#### [What needs to be done]
Answer these from the abstract on regulatory B cells in bone healing:
(a) In which journal did it appear, and on what date?
(b) In patients with normal healing, when was the frequency of IL‐10‐expressing B cells upregulated, and when was it downregulated?
(c) In which B cell fraction were most IL‐10‐expressing B cells concentrated?
START Text segment
Regulatory B cell is critical in bone union process through suppressing proinflammatory cytokines and stimulating Foxp3 in Treg cells
Clinical and Experimental Pharmacology and Physiology
Published online on March 27, 2017
Abstract
Bone fractures may result in delayed union (DU) or non‐union (NU) in some patients. Evidence suggests that the skewing of the immune system toward the proinflammatory type is a contributing factor. Because B cells were previously found to infiltrate the fracture healing site at abundant levels, we examined the regulatory B cells (Bregs) in DU/NU patients. In bone fracture patients with normal healing, the frequency of interleukin (IL)‐10‐expressing B cells was significantly upregulated in the early healing process (6 weeks post‐surgery) and was downregulated later on (18 weeks post‐surgery), whereas in DU/NU patients, the early upregulation of IL‐10‐expressing B cells was missing. The majority of IL‐10‐expressing B cells were concentrated in the IgM+CD27+ fraction in both controls and patients. IgM+CD27+ B cells effectively suppressed interferon gamma (IFN‐γ), tumor necrosis factor alpha (TNF‐α), and IL‐2 expression from CD4+ T cells, as well as IFN‐γ and TNF‐α expression from CD8+ T cells. The IgM+CD27+ B cell‐mediated suppression was restricted to the sample from the early healing time point in controls, as the IgM+CD27+ B cells from normal healing patients later on or from DU/NU patients did not present significant regulatory function. In addition, culturing of CD4+CD25+ Tregs with IgM+CD27+ B cells from controls at early healing time point resulted in higher Foxp3 expression, a function absent in controls at later time point, or in DU/NU patients. In conclusion, our results support a role of B cell‐mediated regulation early during the bone healing process.
END Text segment
START Provided data
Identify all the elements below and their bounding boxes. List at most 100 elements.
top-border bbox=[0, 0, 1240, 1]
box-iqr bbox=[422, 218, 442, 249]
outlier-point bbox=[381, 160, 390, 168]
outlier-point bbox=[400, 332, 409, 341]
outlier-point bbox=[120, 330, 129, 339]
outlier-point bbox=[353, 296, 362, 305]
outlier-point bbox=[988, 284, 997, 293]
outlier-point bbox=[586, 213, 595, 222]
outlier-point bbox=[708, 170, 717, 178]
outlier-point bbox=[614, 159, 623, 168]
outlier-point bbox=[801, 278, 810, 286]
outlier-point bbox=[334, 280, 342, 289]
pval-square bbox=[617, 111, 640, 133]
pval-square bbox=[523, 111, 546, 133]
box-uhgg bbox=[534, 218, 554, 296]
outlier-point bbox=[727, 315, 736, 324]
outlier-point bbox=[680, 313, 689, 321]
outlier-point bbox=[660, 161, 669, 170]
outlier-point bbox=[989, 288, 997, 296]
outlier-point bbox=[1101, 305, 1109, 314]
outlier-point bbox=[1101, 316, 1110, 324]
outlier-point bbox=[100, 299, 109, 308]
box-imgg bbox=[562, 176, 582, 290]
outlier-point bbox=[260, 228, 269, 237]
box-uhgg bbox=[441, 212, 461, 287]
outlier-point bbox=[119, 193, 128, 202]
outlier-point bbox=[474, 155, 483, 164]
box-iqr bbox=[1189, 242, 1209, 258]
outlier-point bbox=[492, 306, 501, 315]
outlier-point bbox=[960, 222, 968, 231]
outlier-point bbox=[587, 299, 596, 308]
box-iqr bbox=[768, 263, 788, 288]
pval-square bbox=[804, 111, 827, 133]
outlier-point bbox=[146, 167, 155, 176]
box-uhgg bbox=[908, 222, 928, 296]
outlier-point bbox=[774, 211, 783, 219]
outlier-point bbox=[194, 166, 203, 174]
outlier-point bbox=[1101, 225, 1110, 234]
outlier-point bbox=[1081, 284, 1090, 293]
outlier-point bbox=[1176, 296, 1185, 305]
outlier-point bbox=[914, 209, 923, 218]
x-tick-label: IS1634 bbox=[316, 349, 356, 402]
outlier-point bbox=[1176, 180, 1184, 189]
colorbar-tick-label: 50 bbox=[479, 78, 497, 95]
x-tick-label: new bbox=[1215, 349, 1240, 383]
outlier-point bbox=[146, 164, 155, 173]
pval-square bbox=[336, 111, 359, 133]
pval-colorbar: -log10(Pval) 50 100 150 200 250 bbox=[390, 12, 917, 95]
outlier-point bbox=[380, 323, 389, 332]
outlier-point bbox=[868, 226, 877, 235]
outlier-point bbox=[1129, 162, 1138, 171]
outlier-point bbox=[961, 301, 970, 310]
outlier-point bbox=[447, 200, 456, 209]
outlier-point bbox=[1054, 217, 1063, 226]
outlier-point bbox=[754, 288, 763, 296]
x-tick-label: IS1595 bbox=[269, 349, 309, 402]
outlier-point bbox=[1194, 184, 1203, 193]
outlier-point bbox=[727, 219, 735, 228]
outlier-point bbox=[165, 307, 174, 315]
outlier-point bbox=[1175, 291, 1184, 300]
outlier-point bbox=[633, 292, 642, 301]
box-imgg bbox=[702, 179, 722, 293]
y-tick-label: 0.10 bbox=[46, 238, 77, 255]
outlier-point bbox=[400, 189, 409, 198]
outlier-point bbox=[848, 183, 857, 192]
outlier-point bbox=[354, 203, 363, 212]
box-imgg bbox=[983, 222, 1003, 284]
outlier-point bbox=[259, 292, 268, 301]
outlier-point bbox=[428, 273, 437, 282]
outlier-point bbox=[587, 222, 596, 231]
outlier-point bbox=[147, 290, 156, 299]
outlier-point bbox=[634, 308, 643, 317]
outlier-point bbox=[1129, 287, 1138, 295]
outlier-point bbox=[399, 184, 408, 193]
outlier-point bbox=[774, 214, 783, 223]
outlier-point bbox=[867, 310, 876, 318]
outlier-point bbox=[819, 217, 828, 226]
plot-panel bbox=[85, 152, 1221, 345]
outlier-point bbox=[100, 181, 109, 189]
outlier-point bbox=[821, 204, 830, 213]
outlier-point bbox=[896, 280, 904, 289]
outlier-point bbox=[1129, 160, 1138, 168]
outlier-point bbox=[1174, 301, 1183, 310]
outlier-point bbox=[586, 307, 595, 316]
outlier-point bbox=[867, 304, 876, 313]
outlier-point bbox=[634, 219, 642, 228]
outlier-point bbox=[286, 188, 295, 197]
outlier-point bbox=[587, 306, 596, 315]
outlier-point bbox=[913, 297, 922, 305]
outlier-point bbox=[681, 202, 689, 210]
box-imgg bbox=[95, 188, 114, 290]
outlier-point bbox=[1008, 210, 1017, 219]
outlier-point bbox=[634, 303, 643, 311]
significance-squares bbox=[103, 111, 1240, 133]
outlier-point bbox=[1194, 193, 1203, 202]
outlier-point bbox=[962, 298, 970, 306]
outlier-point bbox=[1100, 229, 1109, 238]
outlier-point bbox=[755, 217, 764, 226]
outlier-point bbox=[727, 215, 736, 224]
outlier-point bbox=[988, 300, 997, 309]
END Provided data
#### [Task output]
(a) Clinical and Experimental Pharmacology and Physiology, published online on March 27, 2017.
(b) It was upregulated at 6 weeks post‐surgery and downregulated at 18 weeks post‐surgery.
(c) The IgM+CD27+ fraction.